TEXTABSCHNITT =>
20 Jahre SGB II – eine nur mäßig wechselvolle Geschichte neosozialer Ausschließung
Die Abendveranstaltung befasst sich kritisch mit Sozialgesetzbuches in den letzten 20 Jahren und heute.
Vorgeschichte, Inkrafttreten und Entwicklung des SGB II stehen paradigmatisch für ein enttäuschtes Versprechen universeller Teilhabe. Mit der Anrufung zur Aktivierung
waren immer Ausschlussdrohungen verbunden, mit der Adressierung von »Unternehmer:innen ihrer selbst« immer auch die Legitimation von Strafpraktiken. Die Programmatik des Gesetzbuches ist im Zeichen wechselnder politischer
Kräfteverhältnisse unterschiedlich gelesen und operationalisiert worden.
Für 2026 wartet nun die aktuelle Bundesregierung unter dem Titel »Neue Grundsicherung« mit der Herabsetzung der Grundsicherungsleistungen, neuen Regeln der Aktivierung und einem veränderten Strafenkatalog auf, um dem rechtspopulistischen Klima Rechnung zu tragen. Damit treibt sie Erwerbslose mehr noch als zuvor in konkurrenzielle Verhältnisse und schürt Entsolidarisierung. Nicht zufällig kehrt in diesem Kontext die Faulheitsdebatte zurück, während das Arsenal der Strafen, ob formal oder informell, schon seiner Anwendung harrt.

AUFGABE A => Unter welchem Titel kündigt die aktuelle Bundesregierung laut dem Text über 20 Jahre SGB II ihre Pläne für 2026 an?
AUFGABE B => Greif den Text über 20 Jahre SGB II nach seinem letzten Satz auf und schreib ihn weiter.

Datensatzeinträge:
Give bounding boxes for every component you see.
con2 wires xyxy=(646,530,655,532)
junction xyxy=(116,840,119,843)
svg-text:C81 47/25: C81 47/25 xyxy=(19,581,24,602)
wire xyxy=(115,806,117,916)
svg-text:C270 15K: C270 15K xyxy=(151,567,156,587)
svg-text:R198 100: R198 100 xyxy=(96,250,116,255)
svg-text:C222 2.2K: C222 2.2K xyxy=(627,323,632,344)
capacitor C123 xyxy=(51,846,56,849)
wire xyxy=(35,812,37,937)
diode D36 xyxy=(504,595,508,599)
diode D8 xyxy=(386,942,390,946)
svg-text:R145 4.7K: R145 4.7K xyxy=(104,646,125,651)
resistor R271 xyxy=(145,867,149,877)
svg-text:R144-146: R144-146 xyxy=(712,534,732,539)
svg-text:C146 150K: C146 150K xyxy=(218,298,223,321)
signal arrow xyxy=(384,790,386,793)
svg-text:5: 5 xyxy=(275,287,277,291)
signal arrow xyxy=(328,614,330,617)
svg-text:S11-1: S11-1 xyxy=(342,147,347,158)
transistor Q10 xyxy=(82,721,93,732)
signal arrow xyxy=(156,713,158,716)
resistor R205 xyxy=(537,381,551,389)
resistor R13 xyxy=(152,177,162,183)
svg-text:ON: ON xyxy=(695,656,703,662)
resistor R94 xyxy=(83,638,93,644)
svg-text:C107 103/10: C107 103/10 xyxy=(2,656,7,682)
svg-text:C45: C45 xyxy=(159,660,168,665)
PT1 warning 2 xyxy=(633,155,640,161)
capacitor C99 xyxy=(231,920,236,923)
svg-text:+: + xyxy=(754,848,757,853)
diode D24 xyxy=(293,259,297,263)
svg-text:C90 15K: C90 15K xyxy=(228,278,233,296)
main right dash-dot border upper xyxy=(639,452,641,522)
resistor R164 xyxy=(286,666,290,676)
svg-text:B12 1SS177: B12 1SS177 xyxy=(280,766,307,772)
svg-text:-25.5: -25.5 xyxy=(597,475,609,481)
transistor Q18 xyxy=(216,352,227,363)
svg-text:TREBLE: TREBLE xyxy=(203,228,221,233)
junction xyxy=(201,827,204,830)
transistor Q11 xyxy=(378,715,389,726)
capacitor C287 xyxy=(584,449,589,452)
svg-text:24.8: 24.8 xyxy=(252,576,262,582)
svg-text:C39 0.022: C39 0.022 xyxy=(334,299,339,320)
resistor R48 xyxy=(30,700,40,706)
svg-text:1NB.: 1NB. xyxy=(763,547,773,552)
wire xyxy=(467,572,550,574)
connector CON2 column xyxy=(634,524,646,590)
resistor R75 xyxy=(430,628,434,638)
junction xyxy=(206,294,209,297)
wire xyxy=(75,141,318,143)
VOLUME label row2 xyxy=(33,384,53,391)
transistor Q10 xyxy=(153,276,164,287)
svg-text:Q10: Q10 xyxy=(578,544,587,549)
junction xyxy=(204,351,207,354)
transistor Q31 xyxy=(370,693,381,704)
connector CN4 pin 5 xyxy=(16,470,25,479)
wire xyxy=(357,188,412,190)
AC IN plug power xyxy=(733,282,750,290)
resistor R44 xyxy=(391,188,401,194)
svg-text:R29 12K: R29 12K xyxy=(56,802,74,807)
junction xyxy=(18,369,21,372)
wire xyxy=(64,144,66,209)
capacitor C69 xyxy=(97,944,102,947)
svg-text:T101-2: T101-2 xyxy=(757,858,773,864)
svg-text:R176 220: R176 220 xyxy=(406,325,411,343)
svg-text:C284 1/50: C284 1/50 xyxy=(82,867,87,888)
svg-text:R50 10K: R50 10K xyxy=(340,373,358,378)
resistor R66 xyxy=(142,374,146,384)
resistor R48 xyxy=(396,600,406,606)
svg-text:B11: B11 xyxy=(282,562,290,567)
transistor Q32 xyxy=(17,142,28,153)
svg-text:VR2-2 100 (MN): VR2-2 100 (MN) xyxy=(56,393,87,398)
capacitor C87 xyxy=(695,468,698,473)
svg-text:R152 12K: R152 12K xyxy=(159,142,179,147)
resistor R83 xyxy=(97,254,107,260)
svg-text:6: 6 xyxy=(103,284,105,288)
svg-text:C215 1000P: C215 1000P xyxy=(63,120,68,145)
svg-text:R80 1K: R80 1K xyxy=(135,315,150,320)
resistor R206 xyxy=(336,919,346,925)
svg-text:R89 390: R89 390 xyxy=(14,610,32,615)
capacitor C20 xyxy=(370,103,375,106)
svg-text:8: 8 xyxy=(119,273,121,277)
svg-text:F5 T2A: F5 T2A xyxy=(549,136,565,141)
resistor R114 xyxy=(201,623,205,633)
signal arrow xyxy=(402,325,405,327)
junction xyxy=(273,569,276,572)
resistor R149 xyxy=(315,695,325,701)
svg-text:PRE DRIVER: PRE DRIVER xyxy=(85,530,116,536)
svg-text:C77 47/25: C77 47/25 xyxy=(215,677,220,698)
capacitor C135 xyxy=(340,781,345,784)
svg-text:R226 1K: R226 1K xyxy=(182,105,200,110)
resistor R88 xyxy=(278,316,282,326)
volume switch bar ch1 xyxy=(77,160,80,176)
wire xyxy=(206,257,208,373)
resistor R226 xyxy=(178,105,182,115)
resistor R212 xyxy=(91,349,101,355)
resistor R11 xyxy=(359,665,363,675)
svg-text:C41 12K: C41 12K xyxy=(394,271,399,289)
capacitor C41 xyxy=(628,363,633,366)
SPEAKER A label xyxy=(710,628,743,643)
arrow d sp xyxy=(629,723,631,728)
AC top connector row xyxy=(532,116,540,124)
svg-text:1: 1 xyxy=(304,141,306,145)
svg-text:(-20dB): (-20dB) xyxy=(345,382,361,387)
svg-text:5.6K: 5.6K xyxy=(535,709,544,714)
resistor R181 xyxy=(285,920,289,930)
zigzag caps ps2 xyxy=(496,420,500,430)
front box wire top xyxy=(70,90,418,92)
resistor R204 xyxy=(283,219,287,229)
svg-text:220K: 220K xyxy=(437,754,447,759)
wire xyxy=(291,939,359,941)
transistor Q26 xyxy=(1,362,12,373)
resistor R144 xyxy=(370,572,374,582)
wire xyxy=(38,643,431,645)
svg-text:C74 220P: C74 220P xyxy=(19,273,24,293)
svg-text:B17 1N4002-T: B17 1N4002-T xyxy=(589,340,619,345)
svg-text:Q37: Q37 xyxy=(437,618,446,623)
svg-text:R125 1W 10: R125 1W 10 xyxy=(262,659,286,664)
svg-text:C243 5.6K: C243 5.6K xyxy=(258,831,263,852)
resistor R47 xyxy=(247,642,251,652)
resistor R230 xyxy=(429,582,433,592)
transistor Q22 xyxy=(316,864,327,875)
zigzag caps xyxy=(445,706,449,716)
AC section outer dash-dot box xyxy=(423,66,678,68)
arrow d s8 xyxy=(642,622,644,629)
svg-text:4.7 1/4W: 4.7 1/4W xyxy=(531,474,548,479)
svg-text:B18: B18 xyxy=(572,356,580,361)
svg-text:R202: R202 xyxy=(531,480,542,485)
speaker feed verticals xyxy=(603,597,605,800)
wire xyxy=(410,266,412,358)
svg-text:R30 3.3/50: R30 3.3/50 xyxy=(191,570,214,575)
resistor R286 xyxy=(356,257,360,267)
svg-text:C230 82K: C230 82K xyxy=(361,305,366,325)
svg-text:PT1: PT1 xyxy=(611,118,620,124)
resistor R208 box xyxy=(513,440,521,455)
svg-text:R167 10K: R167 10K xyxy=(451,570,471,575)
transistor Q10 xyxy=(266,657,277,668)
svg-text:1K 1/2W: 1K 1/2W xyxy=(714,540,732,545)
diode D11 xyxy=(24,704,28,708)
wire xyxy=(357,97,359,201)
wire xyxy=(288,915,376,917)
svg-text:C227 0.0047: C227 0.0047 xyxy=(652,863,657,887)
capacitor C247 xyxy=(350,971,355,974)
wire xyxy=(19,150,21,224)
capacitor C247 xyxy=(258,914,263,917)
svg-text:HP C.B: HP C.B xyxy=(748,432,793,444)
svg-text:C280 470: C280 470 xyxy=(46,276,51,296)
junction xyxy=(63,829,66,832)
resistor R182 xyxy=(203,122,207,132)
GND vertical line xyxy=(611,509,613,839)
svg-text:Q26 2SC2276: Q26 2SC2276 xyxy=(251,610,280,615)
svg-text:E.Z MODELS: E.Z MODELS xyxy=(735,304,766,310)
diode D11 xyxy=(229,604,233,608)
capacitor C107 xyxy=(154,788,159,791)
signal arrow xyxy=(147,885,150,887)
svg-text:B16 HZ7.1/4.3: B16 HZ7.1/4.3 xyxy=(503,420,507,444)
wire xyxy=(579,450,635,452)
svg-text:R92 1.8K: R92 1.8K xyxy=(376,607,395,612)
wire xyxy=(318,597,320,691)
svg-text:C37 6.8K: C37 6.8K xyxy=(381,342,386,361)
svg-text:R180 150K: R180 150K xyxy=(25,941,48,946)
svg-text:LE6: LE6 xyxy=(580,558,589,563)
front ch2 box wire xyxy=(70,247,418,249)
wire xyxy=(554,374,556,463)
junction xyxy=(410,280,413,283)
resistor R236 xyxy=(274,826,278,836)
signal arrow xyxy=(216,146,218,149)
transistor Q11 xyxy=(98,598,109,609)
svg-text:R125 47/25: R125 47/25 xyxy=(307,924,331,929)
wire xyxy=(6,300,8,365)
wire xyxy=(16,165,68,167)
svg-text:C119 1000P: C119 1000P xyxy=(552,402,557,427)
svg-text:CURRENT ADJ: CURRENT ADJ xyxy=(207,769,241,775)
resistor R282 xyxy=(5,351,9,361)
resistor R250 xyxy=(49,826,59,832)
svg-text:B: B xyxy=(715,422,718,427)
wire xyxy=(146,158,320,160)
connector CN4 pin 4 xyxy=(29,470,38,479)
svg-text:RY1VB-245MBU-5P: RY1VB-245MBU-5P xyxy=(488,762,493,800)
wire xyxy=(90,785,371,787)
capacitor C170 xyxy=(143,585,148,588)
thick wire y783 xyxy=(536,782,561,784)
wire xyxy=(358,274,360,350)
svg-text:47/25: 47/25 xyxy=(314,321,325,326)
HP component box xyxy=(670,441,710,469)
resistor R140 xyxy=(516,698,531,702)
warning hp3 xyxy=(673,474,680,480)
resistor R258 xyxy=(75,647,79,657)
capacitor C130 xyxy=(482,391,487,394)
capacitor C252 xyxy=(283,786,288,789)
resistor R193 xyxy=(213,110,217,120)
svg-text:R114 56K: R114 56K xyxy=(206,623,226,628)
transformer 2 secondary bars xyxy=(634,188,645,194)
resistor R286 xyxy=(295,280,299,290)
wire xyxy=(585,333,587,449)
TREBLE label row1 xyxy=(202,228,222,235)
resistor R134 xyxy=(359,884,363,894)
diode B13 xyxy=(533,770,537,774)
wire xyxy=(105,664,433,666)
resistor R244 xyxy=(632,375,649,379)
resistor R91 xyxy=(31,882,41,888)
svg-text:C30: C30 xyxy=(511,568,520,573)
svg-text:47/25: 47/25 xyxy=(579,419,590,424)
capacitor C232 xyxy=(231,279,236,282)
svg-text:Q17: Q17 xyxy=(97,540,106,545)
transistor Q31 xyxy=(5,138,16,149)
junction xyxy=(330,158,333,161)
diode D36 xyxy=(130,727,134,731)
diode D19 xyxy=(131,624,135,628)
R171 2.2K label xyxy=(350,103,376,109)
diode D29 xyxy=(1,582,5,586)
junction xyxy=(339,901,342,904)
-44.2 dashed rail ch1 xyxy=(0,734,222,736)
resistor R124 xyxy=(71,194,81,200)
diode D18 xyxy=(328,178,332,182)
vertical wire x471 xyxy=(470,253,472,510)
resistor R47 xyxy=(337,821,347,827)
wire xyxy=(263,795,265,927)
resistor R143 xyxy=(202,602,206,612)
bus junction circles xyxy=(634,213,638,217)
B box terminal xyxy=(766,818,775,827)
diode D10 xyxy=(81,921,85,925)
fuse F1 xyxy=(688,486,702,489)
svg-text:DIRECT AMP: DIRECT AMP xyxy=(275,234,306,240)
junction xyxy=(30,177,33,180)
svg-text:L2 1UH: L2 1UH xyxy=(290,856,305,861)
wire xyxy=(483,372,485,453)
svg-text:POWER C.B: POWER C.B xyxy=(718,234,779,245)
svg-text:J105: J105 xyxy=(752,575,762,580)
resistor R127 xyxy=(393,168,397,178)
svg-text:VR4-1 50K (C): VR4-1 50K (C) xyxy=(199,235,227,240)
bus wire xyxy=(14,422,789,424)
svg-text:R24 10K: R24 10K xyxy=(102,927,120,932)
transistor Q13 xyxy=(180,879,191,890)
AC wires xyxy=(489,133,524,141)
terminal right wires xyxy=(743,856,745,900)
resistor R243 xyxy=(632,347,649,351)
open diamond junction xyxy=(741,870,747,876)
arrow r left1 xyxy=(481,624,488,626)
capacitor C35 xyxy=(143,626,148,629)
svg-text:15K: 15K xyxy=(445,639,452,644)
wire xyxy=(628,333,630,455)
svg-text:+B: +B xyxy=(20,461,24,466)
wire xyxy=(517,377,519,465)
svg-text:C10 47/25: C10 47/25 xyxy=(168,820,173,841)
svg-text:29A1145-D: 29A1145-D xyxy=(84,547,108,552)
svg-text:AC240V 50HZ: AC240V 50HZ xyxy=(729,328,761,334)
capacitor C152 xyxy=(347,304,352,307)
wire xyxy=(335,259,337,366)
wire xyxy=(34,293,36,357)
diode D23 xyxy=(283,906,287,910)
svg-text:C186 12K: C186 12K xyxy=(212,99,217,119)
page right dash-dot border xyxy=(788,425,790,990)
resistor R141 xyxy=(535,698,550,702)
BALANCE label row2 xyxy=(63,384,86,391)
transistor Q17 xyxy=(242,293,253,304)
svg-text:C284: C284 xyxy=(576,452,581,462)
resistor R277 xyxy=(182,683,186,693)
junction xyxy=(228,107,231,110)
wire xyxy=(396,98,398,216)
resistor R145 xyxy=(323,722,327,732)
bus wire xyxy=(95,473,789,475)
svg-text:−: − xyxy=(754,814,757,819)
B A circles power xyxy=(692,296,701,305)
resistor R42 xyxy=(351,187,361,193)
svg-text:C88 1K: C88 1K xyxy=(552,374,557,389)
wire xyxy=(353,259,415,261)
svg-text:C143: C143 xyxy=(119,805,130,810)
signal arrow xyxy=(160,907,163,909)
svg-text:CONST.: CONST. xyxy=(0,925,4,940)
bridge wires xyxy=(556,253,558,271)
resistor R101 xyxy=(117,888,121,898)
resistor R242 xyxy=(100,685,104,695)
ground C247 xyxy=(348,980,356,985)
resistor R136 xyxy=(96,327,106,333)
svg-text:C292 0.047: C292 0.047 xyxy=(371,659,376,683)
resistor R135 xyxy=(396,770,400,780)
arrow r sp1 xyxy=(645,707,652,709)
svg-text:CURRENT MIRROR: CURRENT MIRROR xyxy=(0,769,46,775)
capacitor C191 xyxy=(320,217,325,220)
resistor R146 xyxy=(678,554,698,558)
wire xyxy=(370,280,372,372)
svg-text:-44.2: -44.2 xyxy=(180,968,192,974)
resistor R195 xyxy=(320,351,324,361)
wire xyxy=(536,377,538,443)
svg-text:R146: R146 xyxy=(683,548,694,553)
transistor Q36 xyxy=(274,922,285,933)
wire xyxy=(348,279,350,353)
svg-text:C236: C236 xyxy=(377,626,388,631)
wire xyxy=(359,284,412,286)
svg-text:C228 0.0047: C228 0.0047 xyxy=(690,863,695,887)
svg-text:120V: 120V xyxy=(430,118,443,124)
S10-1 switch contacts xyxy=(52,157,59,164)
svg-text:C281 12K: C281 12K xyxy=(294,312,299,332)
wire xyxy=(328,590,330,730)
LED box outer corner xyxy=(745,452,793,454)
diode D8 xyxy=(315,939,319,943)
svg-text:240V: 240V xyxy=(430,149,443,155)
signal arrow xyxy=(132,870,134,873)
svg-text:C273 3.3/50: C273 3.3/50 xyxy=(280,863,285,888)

LÖSUNG A => Unter dem Titel »Neue Grundsicherung«.

LÖSUNG B =>
Eine Kooperationsveranstaltung von Frankfurter Arbeitslosenzentrum, Institut für Sozialforschung und Institut für Stadt- und Regionalentwicklung. Mit Frank
Ehmann (FRA-UAS), Katja Kipping (Vorsitzende des Paritätischen Wohlfahrtsverbandes), Christian Kolbe (ISR/ FRA-UAS), Stephan Lessenich (IfS/ GU) und Anna Schumacher (FALZ) als Diskutant:innen.